Aim of the task: Locate the word "pointers" in the data below, then copy every line that holds it.

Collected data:
***

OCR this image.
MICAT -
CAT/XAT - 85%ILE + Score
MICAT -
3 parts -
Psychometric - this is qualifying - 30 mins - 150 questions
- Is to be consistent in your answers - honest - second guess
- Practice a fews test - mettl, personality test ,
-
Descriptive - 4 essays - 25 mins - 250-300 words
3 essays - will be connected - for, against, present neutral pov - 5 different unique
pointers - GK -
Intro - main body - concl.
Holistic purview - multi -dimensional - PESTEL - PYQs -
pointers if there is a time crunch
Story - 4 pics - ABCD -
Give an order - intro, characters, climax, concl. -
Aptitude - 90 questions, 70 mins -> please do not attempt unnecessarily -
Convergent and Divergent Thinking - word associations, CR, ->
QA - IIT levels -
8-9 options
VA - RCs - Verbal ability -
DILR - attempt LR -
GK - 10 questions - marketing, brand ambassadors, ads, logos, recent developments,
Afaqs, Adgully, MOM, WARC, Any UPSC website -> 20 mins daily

***

Solution to this problem:
pointers - GK -
pointers if there is a time crunch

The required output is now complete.